▸ **SET PROBLEM**
Scan the material and copy every line in which "Point" appears.

▸ **RECORDS SUPPLIED**
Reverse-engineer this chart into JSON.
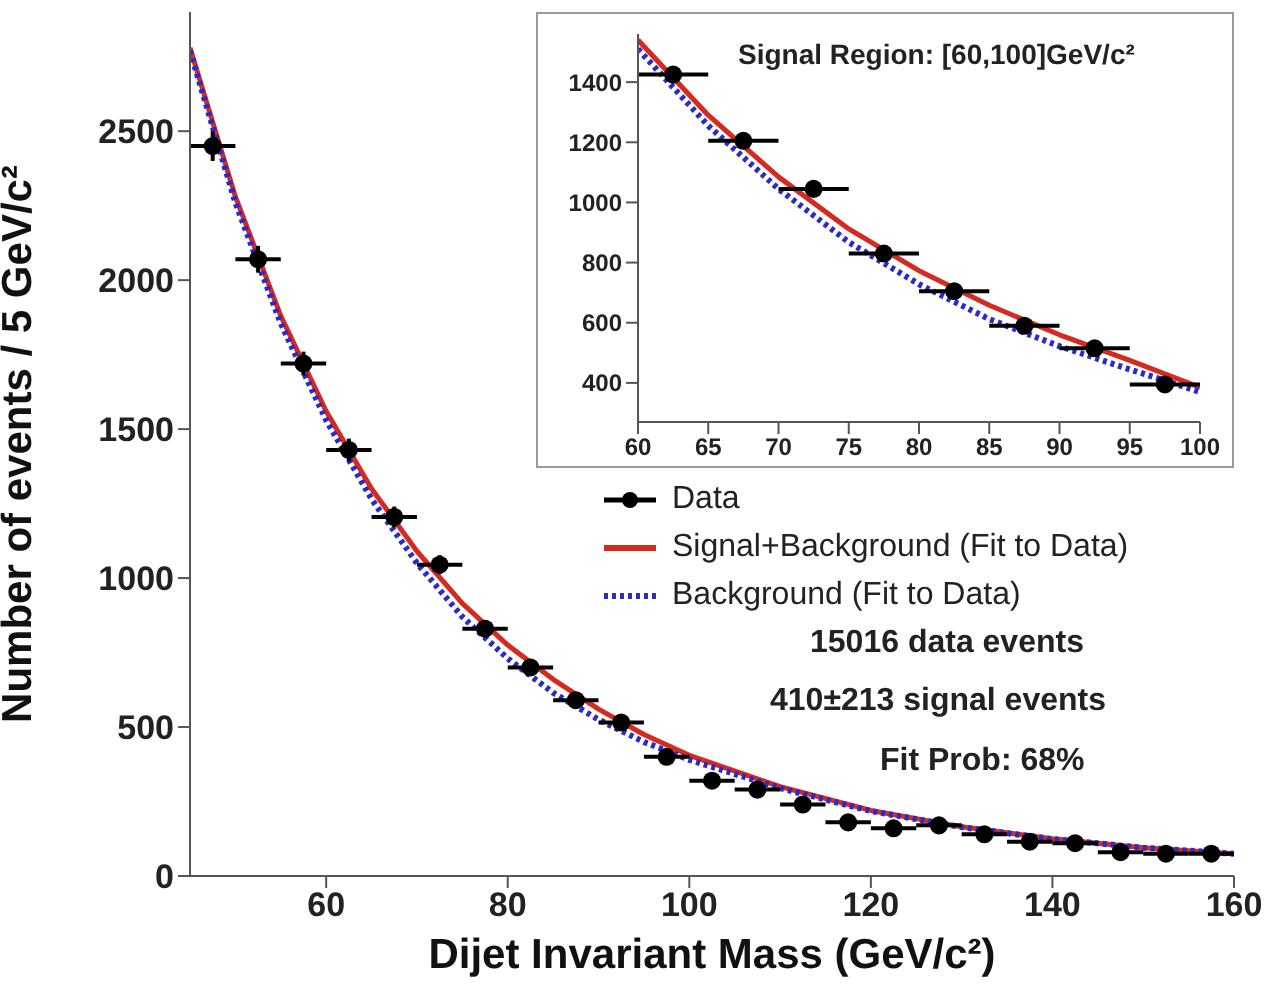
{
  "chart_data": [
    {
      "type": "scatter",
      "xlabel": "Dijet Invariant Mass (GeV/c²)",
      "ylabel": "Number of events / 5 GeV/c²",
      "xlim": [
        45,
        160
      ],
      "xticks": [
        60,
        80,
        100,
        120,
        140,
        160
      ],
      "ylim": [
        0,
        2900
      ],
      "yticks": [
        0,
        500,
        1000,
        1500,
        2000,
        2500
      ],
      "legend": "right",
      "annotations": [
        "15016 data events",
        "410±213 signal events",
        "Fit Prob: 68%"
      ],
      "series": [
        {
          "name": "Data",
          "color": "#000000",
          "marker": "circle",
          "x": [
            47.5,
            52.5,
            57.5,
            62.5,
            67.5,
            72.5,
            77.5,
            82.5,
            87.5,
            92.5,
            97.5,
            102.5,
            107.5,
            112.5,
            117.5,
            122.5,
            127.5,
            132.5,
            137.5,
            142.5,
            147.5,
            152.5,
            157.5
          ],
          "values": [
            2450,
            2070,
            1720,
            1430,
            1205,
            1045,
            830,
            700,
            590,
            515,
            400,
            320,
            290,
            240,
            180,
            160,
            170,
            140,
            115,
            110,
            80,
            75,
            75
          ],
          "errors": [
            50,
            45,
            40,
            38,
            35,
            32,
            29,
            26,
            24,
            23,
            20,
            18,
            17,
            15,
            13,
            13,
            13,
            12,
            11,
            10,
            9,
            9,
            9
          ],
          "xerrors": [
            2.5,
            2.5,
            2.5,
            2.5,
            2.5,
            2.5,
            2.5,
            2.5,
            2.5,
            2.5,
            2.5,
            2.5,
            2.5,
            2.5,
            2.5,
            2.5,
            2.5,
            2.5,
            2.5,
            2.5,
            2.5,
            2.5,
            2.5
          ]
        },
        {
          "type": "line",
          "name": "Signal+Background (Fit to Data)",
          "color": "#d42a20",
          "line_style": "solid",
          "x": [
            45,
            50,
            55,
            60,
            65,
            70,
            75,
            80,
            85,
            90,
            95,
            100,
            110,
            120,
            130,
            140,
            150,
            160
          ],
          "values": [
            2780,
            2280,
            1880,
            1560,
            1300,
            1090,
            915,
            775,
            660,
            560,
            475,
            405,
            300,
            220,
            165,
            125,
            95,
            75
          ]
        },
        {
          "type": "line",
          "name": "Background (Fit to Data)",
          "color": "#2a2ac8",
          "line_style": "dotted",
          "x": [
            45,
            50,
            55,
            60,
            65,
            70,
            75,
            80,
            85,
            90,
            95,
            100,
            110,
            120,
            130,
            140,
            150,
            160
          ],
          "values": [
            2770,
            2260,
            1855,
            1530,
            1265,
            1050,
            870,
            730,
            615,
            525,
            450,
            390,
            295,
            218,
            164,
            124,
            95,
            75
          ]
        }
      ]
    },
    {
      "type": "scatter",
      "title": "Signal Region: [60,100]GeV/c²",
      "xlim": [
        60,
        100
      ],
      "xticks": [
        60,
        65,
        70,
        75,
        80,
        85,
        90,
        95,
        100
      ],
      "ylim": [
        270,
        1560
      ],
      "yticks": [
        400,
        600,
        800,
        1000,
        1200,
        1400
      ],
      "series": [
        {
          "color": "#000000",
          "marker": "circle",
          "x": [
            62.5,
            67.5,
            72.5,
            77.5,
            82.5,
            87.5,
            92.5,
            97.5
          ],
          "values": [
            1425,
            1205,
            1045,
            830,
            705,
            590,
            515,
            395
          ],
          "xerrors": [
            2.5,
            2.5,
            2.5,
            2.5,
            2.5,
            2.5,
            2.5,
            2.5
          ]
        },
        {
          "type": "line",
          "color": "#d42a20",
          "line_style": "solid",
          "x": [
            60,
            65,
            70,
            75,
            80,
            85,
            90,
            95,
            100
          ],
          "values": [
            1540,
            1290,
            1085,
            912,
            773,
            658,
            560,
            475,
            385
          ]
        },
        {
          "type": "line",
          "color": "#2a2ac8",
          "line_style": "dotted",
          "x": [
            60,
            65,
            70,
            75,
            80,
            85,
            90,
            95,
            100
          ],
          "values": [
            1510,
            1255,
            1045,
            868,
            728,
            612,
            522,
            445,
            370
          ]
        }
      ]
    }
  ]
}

* * *

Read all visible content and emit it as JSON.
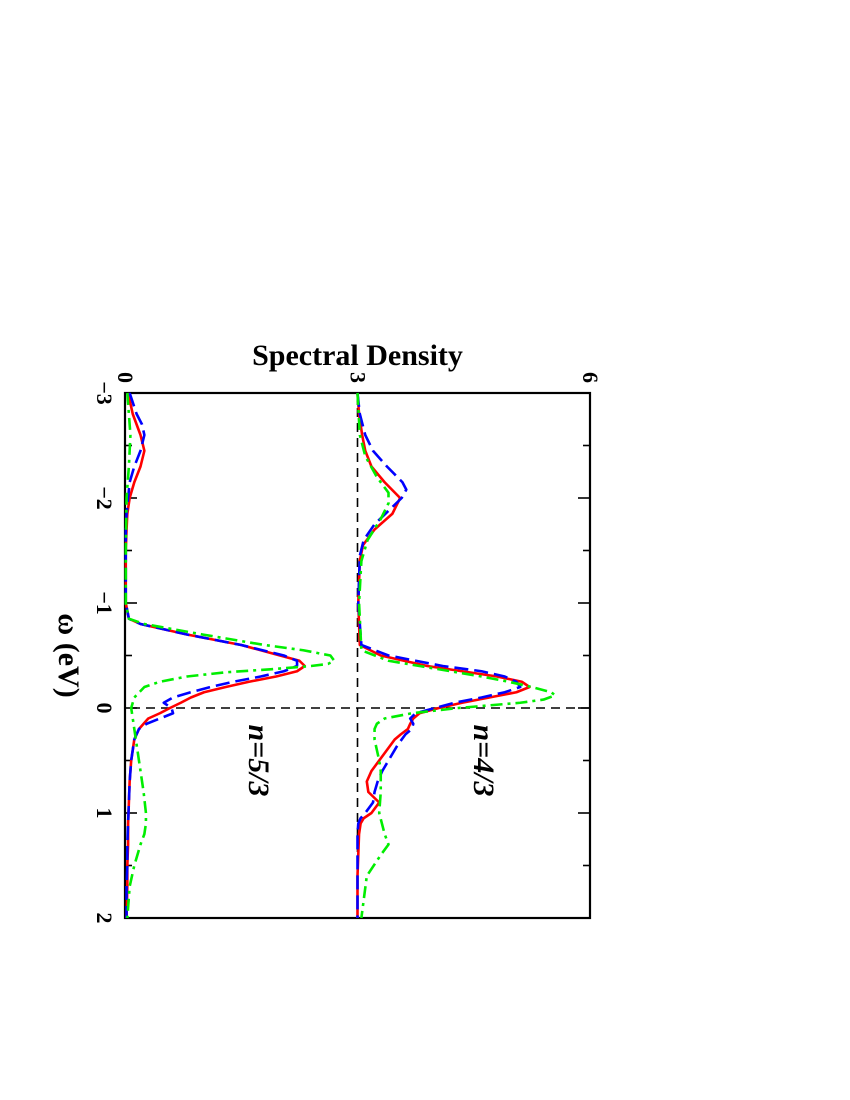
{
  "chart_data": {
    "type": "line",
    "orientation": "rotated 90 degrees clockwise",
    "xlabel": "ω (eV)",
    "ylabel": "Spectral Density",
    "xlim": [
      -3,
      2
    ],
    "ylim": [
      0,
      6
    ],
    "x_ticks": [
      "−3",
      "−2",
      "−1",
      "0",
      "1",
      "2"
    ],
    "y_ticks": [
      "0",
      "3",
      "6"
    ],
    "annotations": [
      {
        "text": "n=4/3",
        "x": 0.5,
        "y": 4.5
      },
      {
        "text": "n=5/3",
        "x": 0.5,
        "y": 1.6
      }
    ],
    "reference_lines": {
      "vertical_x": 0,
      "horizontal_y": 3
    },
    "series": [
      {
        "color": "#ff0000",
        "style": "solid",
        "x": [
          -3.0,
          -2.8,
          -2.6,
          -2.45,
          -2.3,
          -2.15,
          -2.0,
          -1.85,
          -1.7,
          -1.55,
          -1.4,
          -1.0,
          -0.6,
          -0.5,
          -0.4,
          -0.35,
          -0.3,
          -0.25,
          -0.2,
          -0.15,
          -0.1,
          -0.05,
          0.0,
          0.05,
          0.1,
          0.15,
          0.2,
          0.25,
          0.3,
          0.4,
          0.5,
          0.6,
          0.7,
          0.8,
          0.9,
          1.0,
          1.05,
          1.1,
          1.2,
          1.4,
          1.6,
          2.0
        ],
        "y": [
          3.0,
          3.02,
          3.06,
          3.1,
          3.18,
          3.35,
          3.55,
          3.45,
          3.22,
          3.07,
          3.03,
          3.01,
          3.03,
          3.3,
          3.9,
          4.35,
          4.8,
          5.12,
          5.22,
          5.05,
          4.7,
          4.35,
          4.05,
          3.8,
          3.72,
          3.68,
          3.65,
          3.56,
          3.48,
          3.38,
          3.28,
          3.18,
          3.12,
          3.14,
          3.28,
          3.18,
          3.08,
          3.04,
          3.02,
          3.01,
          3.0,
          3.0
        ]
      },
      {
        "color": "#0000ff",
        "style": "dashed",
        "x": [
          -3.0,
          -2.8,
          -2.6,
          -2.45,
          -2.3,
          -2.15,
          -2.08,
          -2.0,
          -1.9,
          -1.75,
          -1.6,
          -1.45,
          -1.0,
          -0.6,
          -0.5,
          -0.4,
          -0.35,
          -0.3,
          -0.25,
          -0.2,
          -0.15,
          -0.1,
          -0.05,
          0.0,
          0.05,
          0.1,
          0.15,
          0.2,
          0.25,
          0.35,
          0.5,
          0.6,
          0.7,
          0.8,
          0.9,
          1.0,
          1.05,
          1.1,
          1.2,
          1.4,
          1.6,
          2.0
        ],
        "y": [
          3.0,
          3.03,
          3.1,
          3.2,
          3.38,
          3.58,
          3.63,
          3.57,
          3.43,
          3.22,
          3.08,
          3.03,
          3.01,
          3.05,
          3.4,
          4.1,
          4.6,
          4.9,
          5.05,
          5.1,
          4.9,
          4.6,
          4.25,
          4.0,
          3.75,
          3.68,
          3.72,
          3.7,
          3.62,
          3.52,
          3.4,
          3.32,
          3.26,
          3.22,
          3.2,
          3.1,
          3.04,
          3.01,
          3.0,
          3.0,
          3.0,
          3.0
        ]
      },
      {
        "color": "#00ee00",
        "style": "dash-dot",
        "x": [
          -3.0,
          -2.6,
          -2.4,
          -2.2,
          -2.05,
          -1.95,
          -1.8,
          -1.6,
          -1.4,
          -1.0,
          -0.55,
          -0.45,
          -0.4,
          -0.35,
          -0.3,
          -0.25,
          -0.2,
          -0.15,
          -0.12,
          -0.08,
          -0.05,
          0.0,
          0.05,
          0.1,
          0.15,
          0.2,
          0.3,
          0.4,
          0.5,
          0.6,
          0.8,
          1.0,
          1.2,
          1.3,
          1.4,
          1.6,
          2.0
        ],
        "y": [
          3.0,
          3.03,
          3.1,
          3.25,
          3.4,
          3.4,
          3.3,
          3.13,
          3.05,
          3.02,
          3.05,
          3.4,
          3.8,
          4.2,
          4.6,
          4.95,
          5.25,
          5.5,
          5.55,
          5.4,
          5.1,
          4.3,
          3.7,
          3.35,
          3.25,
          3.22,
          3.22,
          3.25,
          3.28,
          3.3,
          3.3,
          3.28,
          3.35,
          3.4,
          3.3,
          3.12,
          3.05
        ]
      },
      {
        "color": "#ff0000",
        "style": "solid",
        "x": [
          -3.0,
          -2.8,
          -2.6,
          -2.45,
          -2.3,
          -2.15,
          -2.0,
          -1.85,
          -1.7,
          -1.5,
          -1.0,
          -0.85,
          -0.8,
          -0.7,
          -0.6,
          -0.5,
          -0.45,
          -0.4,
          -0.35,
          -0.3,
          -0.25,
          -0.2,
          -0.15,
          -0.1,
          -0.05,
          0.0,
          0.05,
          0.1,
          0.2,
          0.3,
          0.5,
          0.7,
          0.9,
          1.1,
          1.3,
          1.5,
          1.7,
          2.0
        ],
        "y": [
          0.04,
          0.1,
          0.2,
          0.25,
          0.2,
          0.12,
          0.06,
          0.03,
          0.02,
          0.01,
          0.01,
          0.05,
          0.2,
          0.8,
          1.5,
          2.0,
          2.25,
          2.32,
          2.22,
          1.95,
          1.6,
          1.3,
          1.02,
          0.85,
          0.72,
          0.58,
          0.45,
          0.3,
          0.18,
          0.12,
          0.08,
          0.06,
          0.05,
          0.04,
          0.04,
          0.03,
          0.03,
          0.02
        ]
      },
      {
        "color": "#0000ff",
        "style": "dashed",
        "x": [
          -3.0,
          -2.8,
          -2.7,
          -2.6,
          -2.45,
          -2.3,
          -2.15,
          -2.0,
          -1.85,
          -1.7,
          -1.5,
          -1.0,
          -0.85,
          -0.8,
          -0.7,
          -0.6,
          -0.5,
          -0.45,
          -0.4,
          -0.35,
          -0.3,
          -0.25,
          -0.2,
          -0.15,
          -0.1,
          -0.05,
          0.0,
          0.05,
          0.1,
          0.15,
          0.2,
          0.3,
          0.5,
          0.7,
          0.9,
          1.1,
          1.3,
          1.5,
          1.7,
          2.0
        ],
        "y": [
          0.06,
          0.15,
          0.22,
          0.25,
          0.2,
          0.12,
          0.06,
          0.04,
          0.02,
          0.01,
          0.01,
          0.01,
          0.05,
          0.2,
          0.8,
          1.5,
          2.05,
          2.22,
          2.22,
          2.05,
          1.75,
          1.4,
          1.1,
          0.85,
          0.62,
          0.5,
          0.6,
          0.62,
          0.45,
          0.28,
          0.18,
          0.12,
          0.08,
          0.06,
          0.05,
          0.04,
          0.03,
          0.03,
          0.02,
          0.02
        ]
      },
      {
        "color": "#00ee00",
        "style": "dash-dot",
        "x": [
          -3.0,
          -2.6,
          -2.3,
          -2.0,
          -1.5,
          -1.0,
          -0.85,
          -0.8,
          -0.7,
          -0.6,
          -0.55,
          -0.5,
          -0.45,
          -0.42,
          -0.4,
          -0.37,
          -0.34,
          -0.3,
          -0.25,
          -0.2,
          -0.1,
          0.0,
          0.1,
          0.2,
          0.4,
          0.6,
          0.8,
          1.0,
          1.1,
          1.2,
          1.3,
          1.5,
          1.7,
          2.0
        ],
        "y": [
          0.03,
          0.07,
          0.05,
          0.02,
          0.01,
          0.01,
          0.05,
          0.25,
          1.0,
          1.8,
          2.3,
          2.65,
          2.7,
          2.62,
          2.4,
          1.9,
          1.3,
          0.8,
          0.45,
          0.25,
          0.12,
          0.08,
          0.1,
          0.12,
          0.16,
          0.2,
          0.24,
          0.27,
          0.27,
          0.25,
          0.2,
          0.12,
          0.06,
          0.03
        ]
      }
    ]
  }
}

--

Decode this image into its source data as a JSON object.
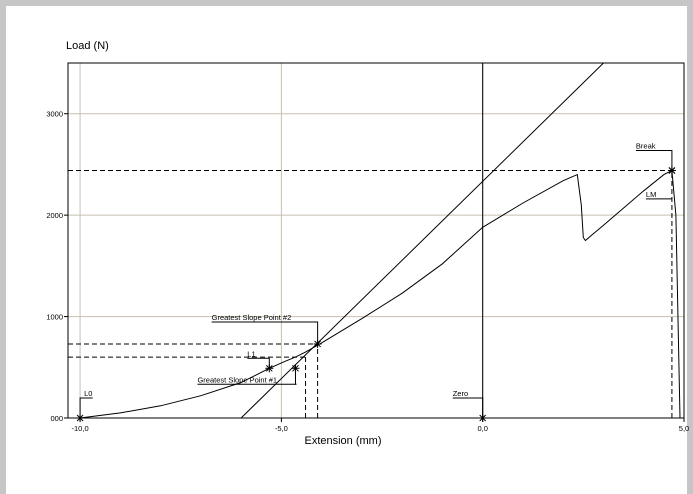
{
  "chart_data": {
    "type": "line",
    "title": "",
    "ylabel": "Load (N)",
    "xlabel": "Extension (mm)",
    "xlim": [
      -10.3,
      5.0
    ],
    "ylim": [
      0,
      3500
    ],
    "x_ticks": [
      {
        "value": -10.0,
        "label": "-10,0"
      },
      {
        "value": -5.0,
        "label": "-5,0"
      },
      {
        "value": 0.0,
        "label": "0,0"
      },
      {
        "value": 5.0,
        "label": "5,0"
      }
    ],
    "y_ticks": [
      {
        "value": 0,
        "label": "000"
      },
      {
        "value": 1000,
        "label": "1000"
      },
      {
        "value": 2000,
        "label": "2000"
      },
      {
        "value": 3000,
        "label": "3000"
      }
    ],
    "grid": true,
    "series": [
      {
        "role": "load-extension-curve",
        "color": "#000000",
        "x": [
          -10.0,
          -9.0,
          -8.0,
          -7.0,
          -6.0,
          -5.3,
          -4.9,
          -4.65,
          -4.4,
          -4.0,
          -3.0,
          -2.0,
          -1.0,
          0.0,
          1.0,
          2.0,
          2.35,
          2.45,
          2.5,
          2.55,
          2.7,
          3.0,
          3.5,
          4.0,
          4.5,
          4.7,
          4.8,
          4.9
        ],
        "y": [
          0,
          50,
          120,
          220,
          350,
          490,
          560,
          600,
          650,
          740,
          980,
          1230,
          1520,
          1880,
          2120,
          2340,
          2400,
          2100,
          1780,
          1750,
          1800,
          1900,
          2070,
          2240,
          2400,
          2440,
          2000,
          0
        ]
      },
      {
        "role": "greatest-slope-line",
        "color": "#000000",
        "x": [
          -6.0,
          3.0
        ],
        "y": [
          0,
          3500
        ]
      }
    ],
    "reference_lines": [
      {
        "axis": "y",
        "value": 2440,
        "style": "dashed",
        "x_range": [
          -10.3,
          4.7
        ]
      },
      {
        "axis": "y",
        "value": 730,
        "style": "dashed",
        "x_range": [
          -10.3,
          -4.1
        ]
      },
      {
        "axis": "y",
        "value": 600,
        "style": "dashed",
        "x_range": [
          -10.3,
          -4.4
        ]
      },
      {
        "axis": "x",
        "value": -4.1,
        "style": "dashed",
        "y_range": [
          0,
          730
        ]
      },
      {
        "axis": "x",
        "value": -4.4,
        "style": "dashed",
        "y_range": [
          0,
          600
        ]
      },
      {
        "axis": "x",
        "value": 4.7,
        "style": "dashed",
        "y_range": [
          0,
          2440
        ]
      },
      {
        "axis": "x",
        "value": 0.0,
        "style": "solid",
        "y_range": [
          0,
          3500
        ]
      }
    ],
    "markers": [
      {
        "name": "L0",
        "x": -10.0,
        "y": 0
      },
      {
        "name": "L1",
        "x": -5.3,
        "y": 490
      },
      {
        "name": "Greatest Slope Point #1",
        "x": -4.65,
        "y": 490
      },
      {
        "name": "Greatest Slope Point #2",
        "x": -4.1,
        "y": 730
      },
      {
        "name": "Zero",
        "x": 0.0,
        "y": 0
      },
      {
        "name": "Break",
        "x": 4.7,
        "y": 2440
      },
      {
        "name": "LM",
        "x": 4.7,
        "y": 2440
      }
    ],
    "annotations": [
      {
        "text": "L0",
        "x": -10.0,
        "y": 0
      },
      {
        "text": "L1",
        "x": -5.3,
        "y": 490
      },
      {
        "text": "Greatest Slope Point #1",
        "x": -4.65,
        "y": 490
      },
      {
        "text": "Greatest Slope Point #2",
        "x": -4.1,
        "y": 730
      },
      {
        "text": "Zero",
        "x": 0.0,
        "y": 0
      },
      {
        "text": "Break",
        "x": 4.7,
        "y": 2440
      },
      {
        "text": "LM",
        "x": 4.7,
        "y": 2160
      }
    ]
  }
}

▸ **OUTPUT FOR THIS EXERCISE**
        "name": "Greatest Slope Point #1",
        "name": "Greatest Slope Point #2",
        "text": "Greatest Slope Point #1",
        "text": "Greatest Slope Point #2",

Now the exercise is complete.